Write out all of the records precisely. Skip anything that is a picture.

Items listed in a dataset
┏━━

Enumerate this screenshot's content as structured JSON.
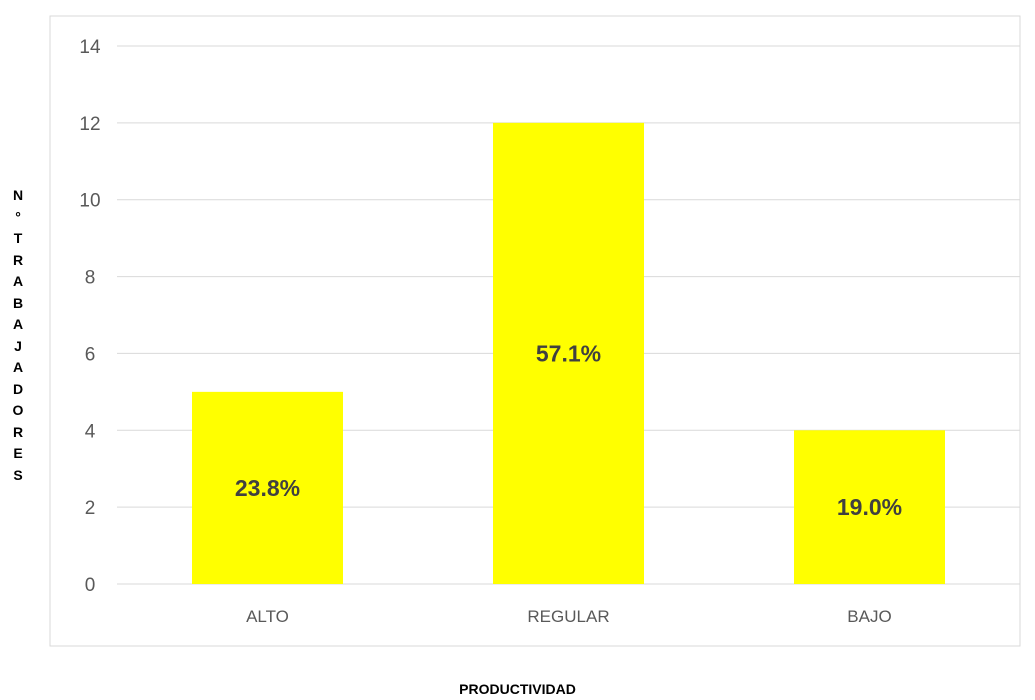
{
  "chart_data": {
    "type": "bar",
    "categories": [
      "ALTO",
      "REGULAR",
      "BAJO"
    ],
    "values": [
      5,
      12,
      4
    ],
    "data_labels": [
      "23.8%",
      "57.1%",
      "19.0%"
    ],
    "title": "",
    "xlabel": "PRODUCTIVIDAD",
    "ylabel": "N° TRABAJADORES",
    "ylim": [
      0,
      14
    ],
    "yticks": [
      "0",
      "2",
      "4",
      "6",
      "8",
      "10",
      "12",
      "14"
    ],
    "grid": true,
    "legend": "none",
    "colors": {
      "bar": "#FFFF00",
      "grid": "#D9D9D9",
      "frame": "#D9D9D9",
      "text": "#595959"
    }
  }
}
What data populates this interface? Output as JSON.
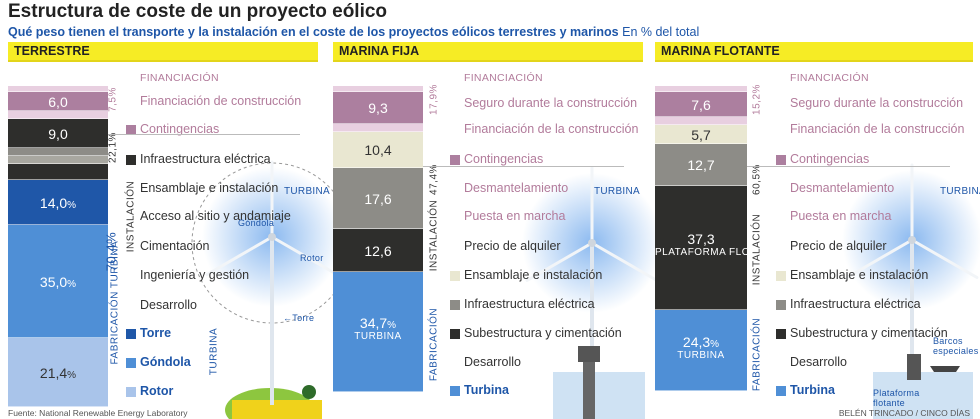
{
  "title": "Estructura de coste de un proyecto eólico",
  "subtitle": "Qué peso tienen el transporte y la instalación en el coste de los proyectos eólicos terrestres y marinos",
  "unit": "En % del total",
  "source": "Fuente: National Renewable Energy Laboratory",
  "credit": "BELÉN TRINCADO / CINCO DÍAS",
  "colors": {
    "header_yellow": "#f6ec25",
    "finance_light": "#e8cfe0",
    "finance_mid": "#ac7f9f",
    "dark": "#2e2e2c",
    "grey": "#8d8c87",
    "mid_grey": "#a8a7a0",
    "cream": "#e9e7d1",
    "blue_dark": "#1f57a8",
    "blue_mid": "#4f8fd6",
    "blue_light": "#a9c4ea"
  },
  "chart_data": [
    {
      "type": "bar",
      "name": "TERRESTRE",
      "segments": [
        {
          "value": 6.0,
          "label": "6,0",
          "color": "#ac7f9f"
        },
        {
          "value": 9.0,
          "label": "9,0",
          "color": "#2e2e2c"
        },
        {
          "value": 14.0,
          "label": "14,0",
          "unit": "%",
          "color": "#1f57a8"
        },
        {
          "value": 35.0,
          "label": "35,0",
          "unit": "%",
          "color": "#4f8fd6"
        },
        {
          "value": 21.4,
          "label": "21,4",
          "unit": "%",
          "color": "#a9c4ea"
        }
      ],
      "groups": [
        {
          "label": "7,5%",
          "text": "Financiación"
        },
        {
          "label": "22,1%",
          "text": ""
        },
        {
          "label": "70,4%",
          "text": "FABRICACIÓN TURBINA"
        },
        {
          "label": "",
          "text": "INSTALACIÓN"
        },
        {
          "label": "",
          "text": "TURBINA"
        }
      ],
      "legend": [
        {
          "text": "FINANCIACIÓN",
          "style": "grp"
        },
        {
          "text": "Financiación de construcción",
          "style": "pink"
        },
        {
          "text": "Contingencias",
          "style": "pink",
          "swatch": "#ac7f9f"
        },
        {
          "text": "Infraestructura eléctrica",
          "style": "",
          "swatch": "#2e2e2c"
        },
        {
          "text": "Ensamblaje e instalación",
          "style": ""
        },
        {
          "text": "Acceso al sitio y andamiaje",
          "style": ""
        },
        {
          "text": "Cimentación",
          "style": ""
        },
        {
          "text": "Ingeniería y gestión",
          "style": ""
        },
        {
          "text": "Desarrollo",
          "style": ""
        },
        {
          "text": "Torre",
          "style": "blue",
          "swatch": "#1f57a8"
        },
        {
          "text": "Góndola",
          "style": "blue",
          "swatch": "#4f8fd6"
        },
        {
          "text": "Rotor",
          "style": "blue",
          "swatch": "#a9c4ea"
        }
      ]
    },
    {
      "type": "bar",
      "name": "MARINA FIJA",
      "segments": [
        {
          "value": 9.3,
          "label": "9,3",
          "color": "#ac7f9f"
        },
        {
          "value": 10.4,
          "label": "10,4",
          "color": "#e9e7d1"
        },
        {
          "value": 17.6,
          "label": "17,6",
          "color": "#8d8c87"
        },
        {
          "value": 12.6,
          "label": "12,6",
          "color": "#2e2e2c"
        },
        {
          "value": 34.7,
          "label": "34,7",
          "unit": "%",
          "sub": "TURBINA",
          "color": "#4f8fd6"
        }
      ],
      "groups": [
        {
          "label": "17,9%",
          "text": ""
        },
        {
          "label": "47,4%",
          "text": "INSTALACIÓN"
        },
        {
          "label": "",
          "text": "FABRICACIÓN"
        }
      ],
      "legend": [
        {
          "text": "FINANCIACIÓN",
          "style": "grp"
        },
        {
          "text": "Seguro durante la construcción",
          "style": "pink"
        },
        {
          "text": "Financiación de la construcción",
          "style": "pink"
        },
        {
          "text": "Contingencias",
          "style": "pink",
          "swatch": "#ac7f9f"
        },
        {
          "text": "Desmantelamiento",
          "style": "pink"
        },
        {
          "text": "Puesta en marcha",
          "style": "pink"
        },
        {
          "text": "Precio de alquiler",
          "style": ""
        },
        {
          "text": "Ensamblaje e instalación",
          "style": "",
          "swatch": "#e9e7d1"
        },
        {
          "text": "Infraestructura eléctrica",
          "style": "",
          "swatch": "#8d8c87"
        },
        {
          "text": "Subestructura y cimentación",
          "style": "",
          "swatch": "#2e2e2c"
        },
        {
          "text": "Desarrollo",
          "style": ""
        },
        {
          "text": "Turbina",
          "style": "blue",
          "swatch": "#4f8fd6"
        }
      ]
    },
    {
      "type": "bar",
      "name": "MARINA FLOTANTE",
      "segments": [
        {
          "value": 7.6,
          "label": "7,6",
          "color": "#ac7f9f"
        },
        {
          "value": 5.7,
          "label": "5,7",
          "color": "#e9e7d1"
        },
        {
          "value": 12.7,
          "label": "12,7",
          "color": "#8d8c87"
        },
        {
          "value": 37.3,
          "label": "37,3",
          "sub": "PLATAFORMA FLOTANTE",
          "color": "#2e2e2c"
        },
        {
          "value": 24.3,
          "label": "24,3",
          "unit": "%",
          "sub": "TURBINA",
          "color": "#4f8fd6"
        }
      ],
      "groups": [
        {
          "label": "15,2%",
          "text": ""
        },
        {
          "label": "60,5%",
          "text": "INSTALACIÓN"
        },
        {
          "label": "",
          "text": "FABRICACIÓN"
        }
      ],
      "legend": [
        {
          "text": "FINANCIACIÓN",
          "style": "grp"
        },
        {
          "text": "Seguro durante la construcción",
          "style": "pink"
        },
        {
          "text": "Financiación de la construcción",
          "style": "pink"
        },
        {
          "text": "Contingencias",
          "style": "pink",
          "swatch": "#ac7f9f"
        },
        {
          "text": "Desmantelamiento",
          "style": "pink"
        },
        {
          "text": "Puesta en marcha",
          "style": "pink"
        },
        {
          "text": "Precio de alquiler",
          "style": ""
        },
        {
          "text": "Ensamblaje e instalación",
          "style": "",
          "swatch": "#e9e7d1"
        },
        {
          "text": "Infraestructura eléctrica",
          "style": "",
          "swatch": "#8d8c87"
        },
        {
          "text": "Subestructura y cimentación",
          "style": "",
          "swatch": "#2e2e2c"
        },
        {
          "text": "Desarrollo",
          "style": ""
        },
        {
          "text": "Turbina",
          "style": "blue",
          "swatch": "#4f8fd6"
        }
      ]
    }
  ],
  "turbine_labels": {
    "terrestre": [
      "TURBINA",
      "Góndola",
      "Rotor",
      "←Torre"
    ],
    "marina_fija": [
      "TURBINA"
    ],
    "marina_flotante": [
      "TURBINA",
      "Barcos especiales",
      "Plataforma flotante"
    ]
  }
}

┗━━

REPLY TO THE TASK
Enumerate this screenshot's content as structured JSON.
{
  "chart_data": {
    "type": "bar",
    "categories": [
      "ALTO",
      "REGULAR",
      "BAJO"
    ],
    "values": [
      5,
      12,
      4
    ],
    "data_labels": [
      "23.8%",
      "57.1%",
      "19.0%"
    ],
    "title": "",
    "xlabel": "PRODUCTIVIDAD",
    "ylabel": "N° TRABAJADORES",
    "ylim": [
      0,
      14
    ],
    "yticks": [
      "0",
      "2",
      "4",
      "6",
      "8",
      "10",
      "12",
      "14"
    ],
    "grid": true,
    "legend": "none",
    "colors": {
      "bar": "#FFFF00",
      "grid": "#D9D9D9",
      "frame": "#D9D9D9",
      "text": "#595959"
    }
  }
}
What data populates this interface? Output as JSON.
{
  "title": "Estructura de coste de un proyecto eólico",
  "subtitle": "Qué peso tienen el transporte y la instalación en el coste de los proyectos eólicos terrestres y marinos",
  "unit": "En % del total",
  "source": "Fuente: National Renewable Energy Laboratory",
  "credit": "BELÉN TRINCADO / CINCO DÍAS",
  "colors": {
    "header_yellow": "#f6ec25",
    "finance_light": "#e8cfe0",
    "finance_mid": "#ac7f9f",
    "dark": "#2e2e2c",
    "grey": "#8d8c87",
    "mid_grey": "#a8a7a0",
    "cream": "#e9e7d1",
    "blue_dark": "#1f57a8",
    "blue_mid": "#4f8fd6",
    "blue_light": "#a9c4ea"
  },
  "chart_data": [
    {
      "type": "bar",
      "name": "TERRESTRE",
      "segments": [
        {
          "value": 6.0,
          "label": "6,0",
          "color": "#ac7f9f"
        },
        {
          "value": 9.0,
          "label": "9,0",
          "color": "#2e2e2c"
        },
        {
          "value": 14.0,
          "label": "14,0",
          "unit": "%",
          "color": "#1f57a8"
        },
        {
          "value": 35.0,
          "label": "35,0",
          "unit": "%",
          "color": "#4f8fd6"
        },
        {
          "value": 21.4,
          "label": "21,4",
          "unit": "%",
          "color": "#a9c4ea"
        }
      ],
      "groups": [
        {
          "label": "7,5%",
          "text": "Financiación"
        },
        {
          "label": "22,1%",
          "text": ""
        },
        {
          "label": "70,4%",
          "text": "FABRICACIÓN TURBINA"
        },
        {
          "label": "",
          "text": "INSTALACIÓN"
        },
        {
          "label": "",
          "text": "TURBINA"
        }
      ],
      "legend": [
        {
          "text": "FINANCIACIÓN",
          "style": "grp"
        },
        {
          "text": "Financiación de construcción",
          "style": "pink"
        },
        {
          "text": "Contingencias",
          "style": "pink",
          "swatch": "#ac7f9f"
        },
        {
          "text": "Infraestructura eléctrica",
          "style": "",
          "swatch": "#2e2e2c"
        },
        {
          "text": "Ensamblaje e instalación",
          "style": ""
        },
        {
          "text": "Acceso al sitio y andamiaje",
          "style": ""
        },
        {
          "text": "Cimentación",
          "style": ""
        },
        {
          "text": "Ingeniería y gestión",
          "style": ""
        },
        {
          "text": "Desarrollo",
          "style": ""
        },
        {
          "text": "Torre",
          "style": "blue",
          "swatch": "#1f57a8"
        },
        {
          "text": "Góndola",
          "style": "blue",
          "swatch": "#4f8fd6"
        },
        {
          "text": "Rotor",
          "style": "blue",
          "swatch": "#a9c4ea"
        }
      ]
    },
    {
      "type": "bar",
      "name": "MARINA FIJA",
      "segments": [
        {
          "value": 9.3,
          "label": "9,3",
          "color": "#ac7f9f"
        },
        {
          "value": 10.4,
          "label": "10,4",
          "color": "#e9e7d1"
        },
        {
          "value": 17.6,
          "label": "17,6",
          "color": "#8d8c87"
        },
        {
          "value": 12.6,
          "label": "12,6",
          "color": "#2e2e2c"
        },
        {
          "value": 34.7,
          "label": "34,7",
          "unit": "%",
          "sub": "TURBINA",
          "color": "#4f8fd6"
        }
      ],
      "groups": [
        {
          "label": "17,9%",
          "text": ""
        },
        {
          "label": "47,4%",
          "text": "INSTALACIÓN"
        },
        {
          "label": "",
          "text": "FABRICACIÓN"
        }
      ],
      "legend": [
        {
          "text": "FINANCIACIÓN",
          "style": "grp"
        },
        {
          "text": "Seguro durante la construcción",
          "style": "pink"
        },
        {
          "text": "Financiación de la construcción",
          "style": "pink"
        },
        {
          "text": "Contingencias",
          "style": "pink",
          "swatch": "#ac7f9f"
        },
        {
          "text": "Desmantelamiento",
          "style": "pink"
        },
        {
          "text": "Puesta en marcha",
          "style": "pink"
        },
        {
          "text": "Precio de alquiler",
          "style": ""
        },
        {
          "text": "Ensamblaje e instalación",
          "style": "",
          "swatch": "#e9e7d1"
        },
        {
          "text": "Infraestructura eléctrica",
          "style": "",
          "swatch": "#8d8c87"
        },
        {
          "text": "Subestructura y cimentación",
          "style": "",
          "swatch": "#2e2e2c"
        },
        {
          "text": "Desarrollo",
          "style": ""
        },
        {
          "text": "Turbina",
          "style": "blue",
          "swatch": "#4f8fd6"
        }
      ]
    },
    {
      "type": "bar",
      "name": "MARINA FLOTANTE",
      "segments": [
        {
          "value": 7.6,
          "label": "7,6",
          "color": "#ac7f9f"
        },
        {
          "value": 5.7,
          "label": "5,7",
          "color": "#e9e7d1"
        },
        {
          "value": 12.7,
          "label": "12,7",
          "color": "#8d8c87"
        },
        {
          "value": 37.3,
          "label": "37,3",
          "sub": "PLATAFORMA FLOTANTE",
          "color": "#2e2e2c"
        },
        {
          "value": 24.3,
          "label": "24,3",
          "unit": "%",
          "sub": "TURBINA",
          "color": "#4f8fd6"
        }
      ],
      "groups": [
        {
          "label": "15,2%",
          "text": ""
        },
        {
          "label": "60,5%",
          "text": "INSTALACIÓN"
        },
        {
          "label": "",
          "text": "FABRICACIÓN"
        }
      ],
      "legend": [
        {
          "text": "FINANCIACIÓN",
          "style": "grp"
        },
        {
          "text": "Seguro durante la construcción",
          "style": "pink"
        },
        {
          "text": "Financiación de la construcción",
          "style": "pink"
        },
        {
          "text": "Contingencias",
          "style": "pink",
          "swatch": "#ac7f9f"
        },
        {
          "text": "Desmantelamiento",
          "style": "pink"
        },
        {
          "text": "Puesta en marcha",
          "style": "pink"
        },
        {
          "text": "Precio de alquiler",
          "style": ""
        },
        {
          "text": "Ensamblaje e instalación",
          "style": "",
          "swatch": "#e9e7d1"
        },
        {
          "text": "Infraestructura eléctrica",
          "style": "",
          "swatch": "#8d8c87"
        },
        {
          "text": "Subestructura y cimentación",
          "style": "",
          "swatch": "#2e2e2c"
        },
        {
          "text": "Desarrollo",
          "style": ""
        },
        {
          "text": "Turbina",
          "style": "blue",
          "swatch": "#4f8fd6"
        }
      ]
    }
  ],
  "turbine_labels": {
    "terrestre": [
      "TURBINA",
      "Góndola",
      "Rotor",
      "←Torre"
    ],
    "marina_fija": [
      "TURBINA"
    ],
    "marina_flotante": [
      "TURBINA",
      "Barcos especiales",
      "Plataforma flotante"
    ]
  }
}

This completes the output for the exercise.